## Goal of the exercise
Retype each entry below, keeping every character the same.

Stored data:
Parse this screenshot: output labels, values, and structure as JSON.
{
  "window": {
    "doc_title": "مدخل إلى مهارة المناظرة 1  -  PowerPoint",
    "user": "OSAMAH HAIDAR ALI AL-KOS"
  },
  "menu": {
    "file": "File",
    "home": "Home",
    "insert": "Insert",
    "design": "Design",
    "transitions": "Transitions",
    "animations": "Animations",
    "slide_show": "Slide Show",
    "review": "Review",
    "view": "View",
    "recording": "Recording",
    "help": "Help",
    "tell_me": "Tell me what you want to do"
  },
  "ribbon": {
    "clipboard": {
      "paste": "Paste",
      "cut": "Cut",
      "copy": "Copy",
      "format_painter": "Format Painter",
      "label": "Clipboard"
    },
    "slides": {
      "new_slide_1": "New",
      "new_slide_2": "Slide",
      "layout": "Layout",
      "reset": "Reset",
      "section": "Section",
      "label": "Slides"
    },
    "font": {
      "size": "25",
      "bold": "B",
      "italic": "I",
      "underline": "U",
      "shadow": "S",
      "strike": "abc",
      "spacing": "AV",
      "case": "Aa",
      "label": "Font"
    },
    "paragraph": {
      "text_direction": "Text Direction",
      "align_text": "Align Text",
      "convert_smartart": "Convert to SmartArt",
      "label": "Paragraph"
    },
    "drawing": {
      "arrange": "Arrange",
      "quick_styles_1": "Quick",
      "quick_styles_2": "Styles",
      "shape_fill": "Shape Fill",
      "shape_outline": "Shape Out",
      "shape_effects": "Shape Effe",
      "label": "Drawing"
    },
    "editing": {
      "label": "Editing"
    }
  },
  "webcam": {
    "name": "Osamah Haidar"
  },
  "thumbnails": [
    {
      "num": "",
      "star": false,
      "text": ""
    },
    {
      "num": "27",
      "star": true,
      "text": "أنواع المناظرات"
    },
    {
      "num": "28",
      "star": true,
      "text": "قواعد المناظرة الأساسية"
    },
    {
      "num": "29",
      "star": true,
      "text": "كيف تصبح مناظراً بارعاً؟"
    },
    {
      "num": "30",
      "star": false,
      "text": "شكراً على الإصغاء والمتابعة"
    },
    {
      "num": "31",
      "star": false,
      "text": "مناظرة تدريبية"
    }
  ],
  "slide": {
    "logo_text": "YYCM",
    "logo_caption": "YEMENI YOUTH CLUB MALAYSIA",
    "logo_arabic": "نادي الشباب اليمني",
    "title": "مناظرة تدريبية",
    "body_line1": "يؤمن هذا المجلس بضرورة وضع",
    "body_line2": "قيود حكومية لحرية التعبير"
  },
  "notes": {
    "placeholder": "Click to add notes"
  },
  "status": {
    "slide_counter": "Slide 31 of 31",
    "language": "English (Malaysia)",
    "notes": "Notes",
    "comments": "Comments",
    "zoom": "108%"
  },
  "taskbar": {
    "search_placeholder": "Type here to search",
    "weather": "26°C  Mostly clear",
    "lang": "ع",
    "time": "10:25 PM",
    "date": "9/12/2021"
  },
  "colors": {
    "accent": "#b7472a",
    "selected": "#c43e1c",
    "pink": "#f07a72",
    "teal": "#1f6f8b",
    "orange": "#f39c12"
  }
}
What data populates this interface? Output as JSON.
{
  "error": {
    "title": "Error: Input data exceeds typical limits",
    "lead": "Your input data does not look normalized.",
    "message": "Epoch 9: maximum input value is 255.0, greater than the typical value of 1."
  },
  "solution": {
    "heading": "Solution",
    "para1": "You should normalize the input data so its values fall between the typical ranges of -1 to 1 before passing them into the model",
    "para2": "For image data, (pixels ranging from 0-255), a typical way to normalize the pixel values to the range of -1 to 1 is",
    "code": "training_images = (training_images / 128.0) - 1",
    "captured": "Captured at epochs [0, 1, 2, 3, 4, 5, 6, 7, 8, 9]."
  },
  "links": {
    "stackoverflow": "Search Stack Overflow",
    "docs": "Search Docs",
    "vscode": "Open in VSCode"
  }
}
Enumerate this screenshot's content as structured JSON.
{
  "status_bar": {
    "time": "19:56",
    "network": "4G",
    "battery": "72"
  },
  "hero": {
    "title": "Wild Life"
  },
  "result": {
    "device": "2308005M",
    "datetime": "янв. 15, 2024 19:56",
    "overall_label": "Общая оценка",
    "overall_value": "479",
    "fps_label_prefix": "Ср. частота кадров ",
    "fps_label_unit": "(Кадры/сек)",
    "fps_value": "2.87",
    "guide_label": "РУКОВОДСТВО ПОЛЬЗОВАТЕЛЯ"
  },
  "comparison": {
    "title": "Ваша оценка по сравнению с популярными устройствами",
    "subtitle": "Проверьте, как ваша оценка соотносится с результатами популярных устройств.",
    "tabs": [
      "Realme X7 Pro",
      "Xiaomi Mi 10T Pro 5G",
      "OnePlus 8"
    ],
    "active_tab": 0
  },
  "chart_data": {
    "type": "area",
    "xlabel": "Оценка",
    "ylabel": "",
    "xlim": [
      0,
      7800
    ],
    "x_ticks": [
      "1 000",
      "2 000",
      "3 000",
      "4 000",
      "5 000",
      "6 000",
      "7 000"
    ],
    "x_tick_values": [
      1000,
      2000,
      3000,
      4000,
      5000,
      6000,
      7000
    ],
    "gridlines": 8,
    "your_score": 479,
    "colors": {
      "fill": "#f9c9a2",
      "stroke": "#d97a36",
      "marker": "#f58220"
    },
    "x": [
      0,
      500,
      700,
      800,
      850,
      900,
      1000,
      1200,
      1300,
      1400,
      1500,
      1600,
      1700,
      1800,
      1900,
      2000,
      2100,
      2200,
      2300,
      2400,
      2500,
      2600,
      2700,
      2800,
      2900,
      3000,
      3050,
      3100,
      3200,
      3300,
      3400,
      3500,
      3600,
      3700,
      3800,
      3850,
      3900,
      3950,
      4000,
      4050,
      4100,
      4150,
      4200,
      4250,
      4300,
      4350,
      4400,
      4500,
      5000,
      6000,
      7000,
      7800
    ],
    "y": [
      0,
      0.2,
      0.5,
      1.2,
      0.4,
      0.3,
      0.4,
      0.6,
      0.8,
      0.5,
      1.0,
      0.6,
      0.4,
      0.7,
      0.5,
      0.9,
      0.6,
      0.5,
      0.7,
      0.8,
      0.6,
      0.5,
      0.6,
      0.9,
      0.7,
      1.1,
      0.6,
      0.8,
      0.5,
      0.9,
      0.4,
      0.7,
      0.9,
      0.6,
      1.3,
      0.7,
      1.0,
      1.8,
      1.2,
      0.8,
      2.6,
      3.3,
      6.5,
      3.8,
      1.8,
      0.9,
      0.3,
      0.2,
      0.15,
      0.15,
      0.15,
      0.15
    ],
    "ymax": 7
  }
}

## Solution
Parse this screenshot: output labels, values, and structure as JSON.
{
  "window": {
    "doc_title": "مدخل إلى مهارة المناظرة 1  -  PowerPoint",
    "user": "OSAMAH HAIDAR ALI AL-KOS"
  },
  "menu": {
    "file": "File",
    "home": "Home",
    "insert": "Insert",
    "design": "Design",
    "transitions": "Transitions",
    "animations": "Animations",
    "slide_show": "Slide Show",
    "review": "Review",
    "view": "View",
    "recording": "Recording",
    "help": "Help",
    "tell_me": "Tell me what you want to do"
  },
  "ribbon": {
    "clipboard": {
      "paste": "Paste",
      "cut": "Cut",
      "copy": "Copy",
      "format_painter": "Format Painter",
      "label": "Clipboard"
    },
    "slides": {
      "new_slide_1": "New",
      "new_slide_2": "Slide",
      "layout": "Layout",
      "reset": "Reset",
      "section": "Section",
      "label": "Slides"
    },
    "font": {
      "size": "25",
      "bold": "B",
      "italic": "I",
      "underline": "U",
      "shadow": "S",
      "strike": "abc",
      "spacing": "AV",
      "case": "Aa",
      "label": "Font"
    },
    "paragraph": {
      "text_direction": "Text Direction",
      "align_text": "Align Text",
      "convert_smartart": "Convert to SmartArt",
      "label": "Paragraph"
    },
    "drawing": {
      "arrange": "Arrange",
      "quick_styles_1": "Quick",
      "quick_styles_2": "Styles",
      "shape_fill": "Shape Fill",
      "shape_outline": "Shape Out",
      "shape_effects": "Shape Effe",
      "label": "Drawing"
    },
    "editing": {
      "label": "Editing"
    }
  },
  "webcam": {
    "name": "Osamah Haidar"
  },
  "thumbnails": [
    {
      "num": "",
      "star": false,
      "text": ""
    },
    {
      "num": "27",
      "star": true,
      "text": "أنواع المناظرات"
    },
    {
      "num": "28",
      "star": true,
      "text": "قواعد المناظرة الأساسية"
    },
    {
      "num": "29",
      "star": true,
      "text": "كيف تصبح مناظراً بارعاً؟"
    },
    {
      "num": "30",
      "star": false,
      "text": "شكراً على الإصغاء والمتابعة"
    },
    {
      "num": "31",
      "star": false,
      "text": "مناظرة تدريبية"
    }
  ],
  "slide": {
    "logo_text": "YYCM",
    "logo_caption": "YEMENI YOUTH CLUB MALAYSIA",
    "logo_arabic": "نادي الشباب اليمني",
    "title": "مناظرة تدريبية",
    "body_line1": "يؤمن هذا المجلس بضرورة وضع",
    "body_line2": "قيود حكومية لحرية التعبير"
  },
  "notes": {
    "placeholder": "Click to add notes"
  },
  "status": {
    "slide_counter": "Slide 31 of 31",
    "language": "English (Malaysia)",
    "notes": "Notes",
    "comments": "Comments",
    "zoom": "108%"
  },
  "taskbar": {
    "search_placeholder": "Type here to search",
    "weather": "26°C  Mostly clear",
    "lang": "ع",
    "time": "10:25 PM",
    "date": "9/12/2021"
  },
  "colors": {
    "accent": "#b7472a",
    "selected": "#c43e1c",
    "pink": "#f07a72",
    "teal": "#1f6f8b",
    "orange": "#f39c12"
  }
}
What data populates this interface? Output as JSON.
{
  "error": {
    "title": "Error: Input data exceeds typical limits",
    "lead": "Your input data does not look normalized.",
    "message": "Epoch 9: maximum input value is 255.0, greater than the typical value of 1."
  },
  "solution": {
    "heading": "Solution",
    "para1": "You should normalize the input data so its values fall between the typical ranges of -1 to 1 before passing them into the model",
    "para2": "For image data, (pixels ranging from 0-255), a typical way to normalize the pixel values to the range of -1 to 1 is",
    "code": "training_images = (training_images / 128.0) - 1",
    "captured": "Captured at epochs [0, 1, 2, 3, 4, 5, 6, 7, 8, 9]."
  },
  "links": {
    "stackoverflow": "Search Stack Overflow",
    "docs": "Search Docs",
    "vscode": "Open in VSCode"
  }
}
Enumerate this screenshot's content as structured JSON.
{
  "status_bar": {
    "time": "19:56",
    "network": "4G",
    "battery": "72"
  },
  "hero": {
    "title": "Wild Life"
  },
  "result": {
    "device": "2308005M",
    "datetime": "янв. 15, 2024 19:56",
    "overall_label": "Общая оценка",
    "overall_value": "479",
    "fps_label_prefix": "Ср. частота кадров ",
    "fps_label_unit": "(Кадры/сек)",
    "fps_value": "2.87",
    "guide_label": "РУКОВОДСТВО ПОЛЬЗОВАТЕЛЯ"
  },
  "comparison": {
    "title": "Ваша оценка по сравнению с популярными устройствами",
    "subtitle": "Проверьте, как ваша оценка соотносится с результатами популярных устройств.",
    "tabs": [
      "Realme X7 Pro",
      "Xiaomi Mi 10T Pro 5G",
      "OnePlus 8"
    ],
    "active_tab": 0
  },
  "chart_data": {
    "type": "area",
    "xlabel": "Оценка",
    "ylabel": "",
    "xlim": [
      0,
      7800
    ],
    "x_ticks": [
      "1 000",
      "2 000",
      "3 000",
      "4 000",
      "5 000",
      "6 000",
      "7 000"
    ],
    "x_tick_values": [
      1000,
      2000,
      3000,
      4000,
      5000,
      6000,
      7000
    ],
    "gridlines": 8,
    "your_score": 479,
    "colors": {
      "fill": "#f9c9a2",
      "stroke": "#d97a36",
      "marker": "#f58220"
    },
    "x": [
      0,
      500,
      700,
      800,
      850,
      900,
      1000,
      1200,
      1300,
      1400,
      1500,
      1600,
      1700,
      1800,
      1900,
      2000,
      2100,
      2200,
      2300,
      2400,
      2500,
      2600,
      2700,
      2800,
      2900,
      3000,
      3050,
      3100,
      3200,
      3300,
      3400,
      3500,
      3600,
      3700,
      3800,
      3850,
      3900,
      3950,
      4000,
      4050,
      4100,
      4150,
      4200,
      4250,
      4300,
      4350,
      4400,
      4500,
      5000,
      6000,
      7000,
      7800
    ],
    "y": [
      0,
      0.2,
      0.5,
      1.2,
      0.4,
      0.3,
      0.4,
      0.6,
      0.8,
      0.5,
      1.0,
      0.6,
      0.4,
      0.7,
      0.5,
      0.9,
      0.6,
      0.5,
      0.7,
      0.8,
      0.6,
      0.5,
      0.6,
      0.9,
      0.7,
      1.1,
      0.6,
      0.8,
      0.5,
      0.9,
      0.4,
      0.7,
      0.9,
      0.6,
      1.3,
      0.7,
      1.0,
      1.8,
      1.2,
      0.8,
      2.6,
      3.3,
      6.5,
      3.8,
      1.8,
      0.9,
      0.3,
      0.2,
      0.15,
      0.15,
      0.15,
      0.15
    ],
    "ymax": 7
  }
}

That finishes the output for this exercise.